— Problem —
Select the lines of the records containing the word "name" and list them.

— Exercise input —
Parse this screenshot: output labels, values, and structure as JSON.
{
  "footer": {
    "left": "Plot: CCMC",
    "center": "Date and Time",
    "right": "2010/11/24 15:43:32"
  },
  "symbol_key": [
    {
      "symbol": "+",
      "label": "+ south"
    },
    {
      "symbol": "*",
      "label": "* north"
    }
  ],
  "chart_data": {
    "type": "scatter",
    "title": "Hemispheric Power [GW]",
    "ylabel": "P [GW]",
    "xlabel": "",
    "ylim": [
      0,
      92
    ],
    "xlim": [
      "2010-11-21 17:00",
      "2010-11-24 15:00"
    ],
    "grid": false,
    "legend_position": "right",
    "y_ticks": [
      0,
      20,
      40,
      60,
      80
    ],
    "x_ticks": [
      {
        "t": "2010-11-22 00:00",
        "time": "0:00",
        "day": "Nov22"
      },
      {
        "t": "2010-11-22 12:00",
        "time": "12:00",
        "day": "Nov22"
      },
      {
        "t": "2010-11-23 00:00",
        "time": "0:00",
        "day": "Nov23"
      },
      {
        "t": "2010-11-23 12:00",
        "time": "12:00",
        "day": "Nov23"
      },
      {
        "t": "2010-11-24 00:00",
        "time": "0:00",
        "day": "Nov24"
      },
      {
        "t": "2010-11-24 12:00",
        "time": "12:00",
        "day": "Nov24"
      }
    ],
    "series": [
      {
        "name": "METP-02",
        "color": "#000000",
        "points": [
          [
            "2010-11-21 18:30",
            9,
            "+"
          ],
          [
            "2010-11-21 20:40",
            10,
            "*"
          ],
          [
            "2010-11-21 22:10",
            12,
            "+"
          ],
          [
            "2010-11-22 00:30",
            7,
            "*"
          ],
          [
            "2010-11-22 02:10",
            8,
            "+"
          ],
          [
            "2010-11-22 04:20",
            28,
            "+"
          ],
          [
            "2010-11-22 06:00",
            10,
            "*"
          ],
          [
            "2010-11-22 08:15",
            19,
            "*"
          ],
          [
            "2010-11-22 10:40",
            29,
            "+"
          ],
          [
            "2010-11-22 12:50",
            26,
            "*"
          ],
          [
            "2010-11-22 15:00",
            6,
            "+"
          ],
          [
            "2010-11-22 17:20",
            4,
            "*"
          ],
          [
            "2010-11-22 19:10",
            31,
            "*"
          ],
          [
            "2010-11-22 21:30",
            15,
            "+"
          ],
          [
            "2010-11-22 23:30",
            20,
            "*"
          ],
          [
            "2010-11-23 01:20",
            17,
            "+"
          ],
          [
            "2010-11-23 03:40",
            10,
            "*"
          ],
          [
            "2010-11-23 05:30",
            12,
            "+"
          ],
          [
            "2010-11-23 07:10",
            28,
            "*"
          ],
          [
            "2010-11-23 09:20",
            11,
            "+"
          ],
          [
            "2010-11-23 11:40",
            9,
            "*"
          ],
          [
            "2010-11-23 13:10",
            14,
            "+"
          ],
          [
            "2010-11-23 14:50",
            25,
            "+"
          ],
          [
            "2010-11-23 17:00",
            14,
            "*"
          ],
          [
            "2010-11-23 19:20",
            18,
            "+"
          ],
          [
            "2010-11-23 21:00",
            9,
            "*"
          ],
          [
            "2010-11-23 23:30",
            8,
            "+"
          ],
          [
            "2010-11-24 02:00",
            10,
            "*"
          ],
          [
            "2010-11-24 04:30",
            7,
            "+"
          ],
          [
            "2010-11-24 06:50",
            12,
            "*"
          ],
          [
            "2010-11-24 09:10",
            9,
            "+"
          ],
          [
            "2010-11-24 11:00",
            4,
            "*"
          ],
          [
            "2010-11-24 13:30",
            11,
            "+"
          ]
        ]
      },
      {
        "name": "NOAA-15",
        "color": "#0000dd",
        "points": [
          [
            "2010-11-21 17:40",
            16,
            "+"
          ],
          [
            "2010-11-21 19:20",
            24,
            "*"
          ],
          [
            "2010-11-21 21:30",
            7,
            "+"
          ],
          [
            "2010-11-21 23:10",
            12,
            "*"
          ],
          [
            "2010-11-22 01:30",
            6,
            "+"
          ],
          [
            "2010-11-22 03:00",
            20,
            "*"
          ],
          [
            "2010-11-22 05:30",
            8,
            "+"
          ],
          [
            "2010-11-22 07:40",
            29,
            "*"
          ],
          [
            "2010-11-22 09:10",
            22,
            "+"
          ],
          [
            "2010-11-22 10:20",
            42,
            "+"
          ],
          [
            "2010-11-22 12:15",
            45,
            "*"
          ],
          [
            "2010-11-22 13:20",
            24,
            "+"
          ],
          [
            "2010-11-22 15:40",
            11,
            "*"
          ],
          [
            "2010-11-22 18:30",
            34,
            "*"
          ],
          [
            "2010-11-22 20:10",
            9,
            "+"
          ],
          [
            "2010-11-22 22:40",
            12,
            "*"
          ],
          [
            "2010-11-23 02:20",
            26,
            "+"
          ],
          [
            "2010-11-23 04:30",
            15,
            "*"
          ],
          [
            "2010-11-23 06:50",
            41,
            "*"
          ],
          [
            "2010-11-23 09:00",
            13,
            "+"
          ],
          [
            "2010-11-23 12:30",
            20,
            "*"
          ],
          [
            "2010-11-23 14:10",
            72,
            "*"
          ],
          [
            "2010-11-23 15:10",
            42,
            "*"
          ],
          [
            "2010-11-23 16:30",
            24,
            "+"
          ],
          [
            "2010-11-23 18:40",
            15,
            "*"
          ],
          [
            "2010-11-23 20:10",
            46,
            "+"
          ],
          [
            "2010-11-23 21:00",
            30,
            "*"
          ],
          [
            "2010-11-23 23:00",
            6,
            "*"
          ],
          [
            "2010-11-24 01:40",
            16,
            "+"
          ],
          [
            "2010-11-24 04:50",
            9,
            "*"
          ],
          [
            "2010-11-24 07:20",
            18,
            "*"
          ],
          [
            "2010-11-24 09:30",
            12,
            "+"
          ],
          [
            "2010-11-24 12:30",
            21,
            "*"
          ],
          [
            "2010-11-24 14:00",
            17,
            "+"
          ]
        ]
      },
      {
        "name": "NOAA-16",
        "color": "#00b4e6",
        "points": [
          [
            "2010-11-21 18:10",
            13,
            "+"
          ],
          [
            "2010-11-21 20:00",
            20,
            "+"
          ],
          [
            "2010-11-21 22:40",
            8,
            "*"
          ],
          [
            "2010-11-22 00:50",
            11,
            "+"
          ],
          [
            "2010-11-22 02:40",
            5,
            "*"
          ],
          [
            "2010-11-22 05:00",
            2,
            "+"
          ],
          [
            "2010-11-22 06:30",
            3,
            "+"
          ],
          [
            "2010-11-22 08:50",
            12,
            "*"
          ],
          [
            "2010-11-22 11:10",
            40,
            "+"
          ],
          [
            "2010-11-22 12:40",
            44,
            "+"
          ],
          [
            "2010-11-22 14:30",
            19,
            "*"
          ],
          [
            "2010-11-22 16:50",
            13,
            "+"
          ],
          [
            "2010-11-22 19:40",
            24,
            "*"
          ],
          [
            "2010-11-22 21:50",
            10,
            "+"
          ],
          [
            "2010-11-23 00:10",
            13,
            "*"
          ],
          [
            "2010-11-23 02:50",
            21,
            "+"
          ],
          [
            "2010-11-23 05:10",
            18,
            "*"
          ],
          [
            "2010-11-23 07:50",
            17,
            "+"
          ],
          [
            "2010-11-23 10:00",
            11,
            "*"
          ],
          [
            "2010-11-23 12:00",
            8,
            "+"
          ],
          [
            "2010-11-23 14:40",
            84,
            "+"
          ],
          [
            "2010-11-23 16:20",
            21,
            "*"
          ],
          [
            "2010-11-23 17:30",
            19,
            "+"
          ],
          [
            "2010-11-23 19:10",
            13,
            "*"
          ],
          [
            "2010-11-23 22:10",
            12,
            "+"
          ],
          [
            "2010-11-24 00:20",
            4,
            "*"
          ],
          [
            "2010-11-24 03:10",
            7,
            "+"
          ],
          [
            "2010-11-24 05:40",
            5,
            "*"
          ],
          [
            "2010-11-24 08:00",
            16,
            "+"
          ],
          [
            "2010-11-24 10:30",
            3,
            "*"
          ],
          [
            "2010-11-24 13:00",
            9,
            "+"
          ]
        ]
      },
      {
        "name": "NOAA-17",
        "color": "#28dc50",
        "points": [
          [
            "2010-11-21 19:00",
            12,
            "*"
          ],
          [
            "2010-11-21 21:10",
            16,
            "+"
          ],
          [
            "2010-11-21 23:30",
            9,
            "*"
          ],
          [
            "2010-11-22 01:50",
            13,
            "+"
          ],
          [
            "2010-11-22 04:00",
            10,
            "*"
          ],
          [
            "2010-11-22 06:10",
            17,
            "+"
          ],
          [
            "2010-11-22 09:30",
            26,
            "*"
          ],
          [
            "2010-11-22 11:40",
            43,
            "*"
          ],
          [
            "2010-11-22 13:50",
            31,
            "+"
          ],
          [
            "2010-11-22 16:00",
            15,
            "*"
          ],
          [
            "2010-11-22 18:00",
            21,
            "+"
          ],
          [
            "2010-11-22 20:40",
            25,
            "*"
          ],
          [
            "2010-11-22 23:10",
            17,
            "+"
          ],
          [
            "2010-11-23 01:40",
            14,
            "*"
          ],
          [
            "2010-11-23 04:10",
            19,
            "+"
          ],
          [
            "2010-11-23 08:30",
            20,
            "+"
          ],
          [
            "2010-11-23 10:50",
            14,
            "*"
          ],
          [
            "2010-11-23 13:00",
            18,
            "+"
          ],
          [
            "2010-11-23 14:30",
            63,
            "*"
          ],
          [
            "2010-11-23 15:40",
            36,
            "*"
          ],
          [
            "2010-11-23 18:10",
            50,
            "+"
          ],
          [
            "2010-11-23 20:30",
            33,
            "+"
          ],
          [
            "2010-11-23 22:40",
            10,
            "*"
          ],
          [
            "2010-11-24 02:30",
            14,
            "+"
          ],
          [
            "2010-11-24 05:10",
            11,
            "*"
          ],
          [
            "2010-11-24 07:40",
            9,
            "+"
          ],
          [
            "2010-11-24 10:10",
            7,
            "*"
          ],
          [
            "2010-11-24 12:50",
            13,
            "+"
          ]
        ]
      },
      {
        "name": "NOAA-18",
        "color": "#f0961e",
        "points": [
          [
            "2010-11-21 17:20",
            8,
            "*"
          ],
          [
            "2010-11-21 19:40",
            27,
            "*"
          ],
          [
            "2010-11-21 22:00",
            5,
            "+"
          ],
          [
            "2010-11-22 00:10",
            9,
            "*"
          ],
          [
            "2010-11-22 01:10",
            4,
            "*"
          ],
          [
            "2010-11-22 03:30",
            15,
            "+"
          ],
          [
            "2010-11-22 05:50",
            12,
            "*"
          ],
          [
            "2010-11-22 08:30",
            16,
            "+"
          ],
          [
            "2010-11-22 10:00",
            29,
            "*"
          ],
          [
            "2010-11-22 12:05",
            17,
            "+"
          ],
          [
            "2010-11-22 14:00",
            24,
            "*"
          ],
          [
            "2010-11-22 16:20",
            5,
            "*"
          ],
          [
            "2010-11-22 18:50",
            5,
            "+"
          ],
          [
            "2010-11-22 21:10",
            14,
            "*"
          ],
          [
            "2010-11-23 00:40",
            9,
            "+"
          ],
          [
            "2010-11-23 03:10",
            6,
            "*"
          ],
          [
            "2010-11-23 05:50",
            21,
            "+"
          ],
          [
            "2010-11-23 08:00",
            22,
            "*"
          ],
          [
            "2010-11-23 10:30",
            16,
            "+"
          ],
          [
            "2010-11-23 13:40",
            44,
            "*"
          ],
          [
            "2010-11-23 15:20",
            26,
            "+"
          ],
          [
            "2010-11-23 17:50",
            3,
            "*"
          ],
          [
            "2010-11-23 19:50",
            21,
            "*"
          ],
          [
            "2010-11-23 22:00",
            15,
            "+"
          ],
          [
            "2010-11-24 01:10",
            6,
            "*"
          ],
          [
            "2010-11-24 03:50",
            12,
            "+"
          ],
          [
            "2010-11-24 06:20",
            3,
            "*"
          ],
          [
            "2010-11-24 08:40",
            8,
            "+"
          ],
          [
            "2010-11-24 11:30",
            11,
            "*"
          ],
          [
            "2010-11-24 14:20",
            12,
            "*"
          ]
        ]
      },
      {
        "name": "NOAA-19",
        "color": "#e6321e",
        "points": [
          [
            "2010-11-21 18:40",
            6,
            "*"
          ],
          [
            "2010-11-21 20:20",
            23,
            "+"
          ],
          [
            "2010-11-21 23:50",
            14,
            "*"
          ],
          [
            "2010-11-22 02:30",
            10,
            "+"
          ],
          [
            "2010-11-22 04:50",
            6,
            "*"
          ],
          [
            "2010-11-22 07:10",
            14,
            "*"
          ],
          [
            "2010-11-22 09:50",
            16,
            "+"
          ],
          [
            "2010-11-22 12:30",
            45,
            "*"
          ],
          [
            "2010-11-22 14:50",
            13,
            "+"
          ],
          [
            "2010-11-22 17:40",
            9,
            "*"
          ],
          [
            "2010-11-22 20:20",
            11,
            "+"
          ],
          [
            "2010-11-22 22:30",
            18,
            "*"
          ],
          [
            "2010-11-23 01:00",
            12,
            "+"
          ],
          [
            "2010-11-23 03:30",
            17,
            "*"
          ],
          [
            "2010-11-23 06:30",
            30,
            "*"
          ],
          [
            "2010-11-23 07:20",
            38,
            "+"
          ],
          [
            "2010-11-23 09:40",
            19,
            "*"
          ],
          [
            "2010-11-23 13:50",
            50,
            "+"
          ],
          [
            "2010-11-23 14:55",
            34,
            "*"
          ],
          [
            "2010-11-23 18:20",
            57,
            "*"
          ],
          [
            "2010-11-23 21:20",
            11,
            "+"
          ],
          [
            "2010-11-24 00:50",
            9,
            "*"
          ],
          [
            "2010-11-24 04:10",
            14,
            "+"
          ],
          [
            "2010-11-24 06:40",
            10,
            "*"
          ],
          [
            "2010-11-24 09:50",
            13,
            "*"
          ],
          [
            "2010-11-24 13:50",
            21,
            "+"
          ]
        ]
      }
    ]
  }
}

— Solved problem —
        "name": "METP-02",
        "name": "NOAA-15",
        "name": "NOAA-16",
        "name": "NOAA-17",
        "name": "NOAA-18",
        "name": "NOAA-19",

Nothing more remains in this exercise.